▶ _WRITTEN PROBLEM_:
In the material below, identify each line bearing the word "surface". Reproduce those lines.

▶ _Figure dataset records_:
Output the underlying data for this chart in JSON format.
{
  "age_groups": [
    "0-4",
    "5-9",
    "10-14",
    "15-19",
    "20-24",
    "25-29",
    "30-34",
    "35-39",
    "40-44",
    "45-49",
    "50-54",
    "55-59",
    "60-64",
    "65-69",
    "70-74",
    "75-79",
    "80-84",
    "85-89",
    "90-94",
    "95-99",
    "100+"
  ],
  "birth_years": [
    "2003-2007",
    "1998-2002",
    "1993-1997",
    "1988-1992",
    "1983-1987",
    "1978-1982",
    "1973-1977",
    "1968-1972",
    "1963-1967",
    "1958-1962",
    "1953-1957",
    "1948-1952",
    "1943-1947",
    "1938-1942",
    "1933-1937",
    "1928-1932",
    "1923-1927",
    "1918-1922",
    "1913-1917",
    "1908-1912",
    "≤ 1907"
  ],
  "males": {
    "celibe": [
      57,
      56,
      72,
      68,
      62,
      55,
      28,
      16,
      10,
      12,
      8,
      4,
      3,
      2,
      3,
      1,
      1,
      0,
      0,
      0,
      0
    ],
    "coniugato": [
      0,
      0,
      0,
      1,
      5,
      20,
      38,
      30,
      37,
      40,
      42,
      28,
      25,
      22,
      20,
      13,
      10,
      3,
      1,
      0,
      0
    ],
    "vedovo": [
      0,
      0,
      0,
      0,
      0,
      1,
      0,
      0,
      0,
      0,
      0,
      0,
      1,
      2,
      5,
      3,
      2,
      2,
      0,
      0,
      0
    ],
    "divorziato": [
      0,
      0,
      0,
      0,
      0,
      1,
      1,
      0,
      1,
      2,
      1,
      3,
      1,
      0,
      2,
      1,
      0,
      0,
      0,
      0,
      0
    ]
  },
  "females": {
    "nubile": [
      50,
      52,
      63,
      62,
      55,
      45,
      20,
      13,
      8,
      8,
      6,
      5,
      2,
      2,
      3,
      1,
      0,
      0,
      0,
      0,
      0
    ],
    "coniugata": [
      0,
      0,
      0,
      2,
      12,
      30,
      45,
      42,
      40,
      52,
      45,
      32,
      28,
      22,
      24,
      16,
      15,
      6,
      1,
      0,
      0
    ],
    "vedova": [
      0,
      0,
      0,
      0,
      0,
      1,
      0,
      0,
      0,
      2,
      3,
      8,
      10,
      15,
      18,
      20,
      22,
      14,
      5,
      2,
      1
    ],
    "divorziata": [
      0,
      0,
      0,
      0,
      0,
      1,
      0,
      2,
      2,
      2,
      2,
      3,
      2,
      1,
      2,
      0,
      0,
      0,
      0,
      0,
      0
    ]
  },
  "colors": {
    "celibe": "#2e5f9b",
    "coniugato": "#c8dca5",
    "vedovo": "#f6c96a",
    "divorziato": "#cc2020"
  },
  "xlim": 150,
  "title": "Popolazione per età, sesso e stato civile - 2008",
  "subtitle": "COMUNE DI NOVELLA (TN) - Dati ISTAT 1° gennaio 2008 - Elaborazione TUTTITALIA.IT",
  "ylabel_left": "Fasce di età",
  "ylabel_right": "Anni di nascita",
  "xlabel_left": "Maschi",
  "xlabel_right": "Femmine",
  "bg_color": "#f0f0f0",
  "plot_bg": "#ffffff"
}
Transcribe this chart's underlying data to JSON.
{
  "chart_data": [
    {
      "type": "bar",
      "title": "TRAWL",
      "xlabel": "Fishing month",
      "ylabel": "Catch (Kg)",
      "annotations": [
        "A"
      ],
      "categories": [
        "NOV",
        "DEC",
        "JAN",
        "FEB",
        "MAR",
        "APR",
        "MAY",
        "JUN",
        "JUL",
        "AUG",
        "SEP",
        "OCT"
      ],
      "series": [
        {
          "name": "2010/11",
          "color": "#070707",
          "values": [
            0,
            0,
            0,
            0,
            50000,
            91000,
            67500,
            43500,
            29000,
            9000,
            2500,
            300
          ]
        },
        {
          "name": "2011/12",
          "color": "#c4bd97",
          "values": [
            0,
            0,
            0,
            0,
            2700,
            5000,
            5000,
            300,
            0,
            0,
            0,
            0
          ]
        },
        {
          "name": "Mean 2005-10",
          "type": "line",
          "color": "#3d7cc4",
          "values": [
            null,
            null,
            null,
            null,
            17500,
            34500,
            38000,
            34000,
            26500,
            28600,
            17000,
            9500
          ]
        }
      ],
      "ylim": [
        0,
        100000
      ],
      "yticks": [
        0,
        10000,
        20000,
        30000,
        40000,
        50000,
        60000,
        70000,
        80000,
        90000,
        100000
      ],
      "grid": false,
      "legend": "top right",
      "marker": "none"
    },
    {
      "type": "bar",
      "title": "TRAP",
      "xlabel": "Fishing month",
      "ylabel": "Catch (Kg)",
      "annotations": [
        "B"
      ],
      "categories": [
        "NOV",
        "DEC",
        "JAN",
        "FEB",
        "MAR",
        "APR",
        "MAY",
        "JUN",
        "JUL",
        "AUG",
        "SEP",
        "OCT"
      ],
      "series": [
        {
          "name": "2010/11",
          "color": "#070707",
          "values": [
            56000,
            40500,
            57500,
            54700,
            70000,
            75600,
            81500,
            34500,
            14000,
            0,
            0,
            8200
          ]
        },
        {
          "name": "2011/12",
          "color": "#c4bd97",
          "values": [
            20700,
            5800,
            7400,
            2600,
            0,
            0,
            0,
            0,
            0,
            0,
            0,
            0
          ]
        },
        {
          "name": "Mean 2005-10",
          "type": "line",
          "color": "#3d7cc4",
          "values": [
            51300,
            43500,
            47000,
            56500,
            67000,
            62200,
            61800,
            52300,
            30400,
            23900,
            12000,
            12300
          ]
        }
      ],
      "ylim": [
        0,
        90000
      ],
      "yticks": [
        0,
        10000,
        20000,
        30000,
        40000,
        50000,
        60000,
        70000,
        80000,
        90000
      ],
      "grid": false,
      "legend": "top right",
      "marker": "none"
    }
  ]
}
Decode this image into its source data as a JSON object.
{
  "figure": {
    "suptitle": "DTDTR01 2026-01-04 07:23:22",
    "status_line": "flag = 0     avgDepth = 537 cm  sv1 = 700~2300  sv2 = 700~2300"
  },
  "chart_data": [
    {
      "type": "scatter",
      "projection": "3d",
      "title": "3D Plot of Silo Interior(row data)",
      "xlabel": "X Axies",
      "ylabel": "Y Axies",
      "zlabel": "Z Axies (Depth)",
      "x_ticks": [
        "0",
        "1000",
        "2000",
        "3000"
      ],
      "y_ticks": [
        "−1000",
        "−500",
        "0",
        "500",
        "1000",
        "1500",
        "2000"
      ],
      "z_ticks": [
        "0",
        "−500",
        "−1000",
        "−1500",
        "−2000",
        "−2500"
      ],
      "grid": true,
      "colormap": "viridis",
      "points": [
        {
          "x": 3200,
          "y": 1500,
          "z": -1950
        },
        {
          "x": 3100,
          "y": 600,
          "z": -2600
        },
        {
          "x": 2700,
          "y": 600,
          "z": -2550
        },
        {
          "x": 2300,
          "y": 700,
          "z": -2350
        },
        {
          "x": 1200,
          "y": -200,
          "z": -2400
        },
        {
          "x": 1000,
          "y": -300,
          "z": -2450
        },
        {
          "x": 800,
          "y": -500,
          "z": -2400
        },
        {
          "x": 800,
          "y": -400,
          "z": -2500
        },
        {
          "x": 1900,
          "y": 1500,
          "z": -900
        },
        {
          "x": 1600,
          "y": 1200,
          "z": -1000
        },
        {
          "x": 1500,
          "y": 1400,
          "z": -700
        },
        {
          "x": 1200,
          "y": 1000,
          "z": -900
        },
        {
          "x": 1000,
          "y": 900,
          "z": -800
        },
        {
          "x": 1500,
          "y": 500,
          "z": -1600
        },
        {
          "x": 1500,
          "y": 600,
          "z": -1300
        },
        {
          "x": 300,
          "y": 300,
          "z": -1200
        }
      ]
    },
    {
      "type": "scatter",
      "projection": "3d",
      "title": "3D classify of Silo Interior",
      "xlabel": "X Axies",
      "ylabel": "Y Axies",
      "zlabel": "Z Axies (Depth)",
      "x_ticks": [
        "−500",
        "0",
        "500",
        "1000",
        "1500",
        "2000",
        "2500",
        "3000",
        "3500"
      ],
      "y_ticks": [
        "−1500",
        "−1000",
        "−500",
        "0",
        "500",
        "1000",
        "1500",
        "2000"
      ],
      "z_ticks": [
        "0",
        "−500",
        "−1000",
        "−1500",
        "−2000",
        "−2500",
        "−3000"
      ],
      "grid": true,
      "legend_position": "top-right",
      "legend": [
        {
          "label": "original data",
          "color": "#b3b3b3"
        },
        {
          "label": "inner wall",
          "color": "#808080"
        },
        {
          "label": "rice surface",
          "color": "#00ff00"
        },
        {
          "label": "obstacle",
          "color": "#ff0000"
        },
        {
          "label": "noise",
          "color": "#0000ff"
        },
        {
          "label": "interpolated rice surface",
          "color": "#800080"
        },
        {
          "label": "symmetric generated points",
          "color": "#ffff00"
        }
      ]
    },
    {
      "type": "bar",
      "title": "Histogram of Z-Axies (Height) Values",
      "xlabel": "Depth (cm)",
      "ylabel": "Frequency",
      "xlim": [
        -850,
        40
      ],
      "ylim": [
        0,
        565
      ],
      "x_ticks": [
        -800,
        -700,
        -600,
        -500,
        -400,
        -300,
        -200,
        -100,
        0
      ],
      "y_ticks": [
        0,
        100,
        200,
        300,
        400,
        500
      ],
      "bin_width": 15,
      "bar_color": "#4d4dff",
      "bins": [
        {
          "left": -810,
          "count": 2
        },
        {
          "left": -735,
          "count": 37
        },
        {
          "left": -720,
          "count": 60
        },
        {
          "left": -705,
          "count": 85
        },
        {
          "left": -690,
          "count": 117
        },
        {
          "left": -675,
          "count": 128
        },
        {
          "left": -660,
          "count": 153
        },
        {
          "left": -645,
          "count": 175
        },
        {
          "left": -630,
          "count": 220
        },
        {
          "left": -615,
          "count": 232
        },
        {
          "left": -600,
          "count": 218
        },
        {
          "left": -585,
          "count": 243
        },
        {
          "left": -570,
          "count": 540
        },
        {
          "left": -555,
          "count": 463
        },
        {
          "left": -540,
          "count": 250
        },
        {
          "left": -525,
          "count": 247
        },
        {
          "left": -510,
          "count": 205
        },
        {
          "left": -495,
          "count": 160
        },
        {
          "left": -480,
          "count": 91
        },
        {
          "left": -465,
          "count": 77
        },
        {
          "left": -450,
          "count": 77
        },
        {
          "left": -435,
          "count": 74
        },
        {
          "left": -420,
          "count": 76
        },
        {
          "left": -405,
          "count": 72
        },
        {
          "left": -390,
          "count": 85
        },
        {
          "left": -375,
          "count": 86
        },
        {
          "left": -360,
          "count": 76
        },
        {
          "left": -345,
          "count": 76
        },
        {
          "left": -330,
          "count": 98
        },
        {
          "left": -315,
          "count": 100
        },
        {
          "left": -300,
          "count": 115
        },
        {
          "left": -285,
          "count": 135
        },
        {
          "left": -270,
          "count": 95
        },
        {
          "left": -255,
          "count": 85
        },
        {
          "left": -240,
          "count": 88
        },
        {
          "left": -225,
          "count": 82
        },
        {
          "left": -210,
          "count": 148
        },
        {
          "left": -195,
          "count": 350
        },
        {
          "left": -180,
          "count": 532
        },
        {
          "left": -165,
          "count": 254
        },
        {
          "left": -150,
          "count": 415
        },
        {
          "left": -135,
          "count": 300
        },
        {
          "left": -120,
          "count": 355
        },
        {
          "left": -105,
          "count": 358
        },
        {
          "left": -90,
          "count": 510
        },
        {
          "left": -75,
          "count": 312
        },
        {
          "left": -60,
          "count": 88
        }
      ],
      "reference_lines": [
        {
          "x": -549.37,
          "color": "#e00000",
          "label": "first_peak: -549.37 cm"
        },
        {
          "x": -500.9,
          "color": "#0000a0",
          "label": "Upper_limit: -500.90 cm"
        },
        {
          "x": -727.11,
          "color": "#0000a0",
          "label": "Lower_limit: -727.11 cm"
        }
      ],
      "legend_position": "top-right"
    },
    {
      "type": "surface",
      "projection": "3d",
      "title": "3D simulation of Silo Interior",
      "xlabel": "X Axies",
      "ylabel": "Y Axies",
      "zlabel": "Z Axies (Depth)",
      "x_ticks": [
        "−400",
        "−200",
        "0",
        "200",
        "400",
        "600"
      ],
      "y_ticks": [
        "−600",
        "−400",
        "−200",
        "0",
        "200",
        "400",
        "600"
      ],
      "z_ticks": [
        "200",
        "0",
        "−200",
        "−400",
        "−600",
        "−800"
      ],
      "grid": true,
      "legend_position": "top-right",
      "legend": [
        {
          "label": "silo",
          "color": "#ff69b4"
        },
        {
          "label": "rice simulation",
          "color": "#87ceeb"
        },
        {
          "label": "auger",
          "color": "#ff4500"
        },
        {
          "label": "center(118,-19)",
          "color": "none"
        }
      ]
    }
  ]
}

▶ _THE SOLUTION_:
          "label": "rice surface",
          "label": "interpolated rice surface",
      "type": "surface",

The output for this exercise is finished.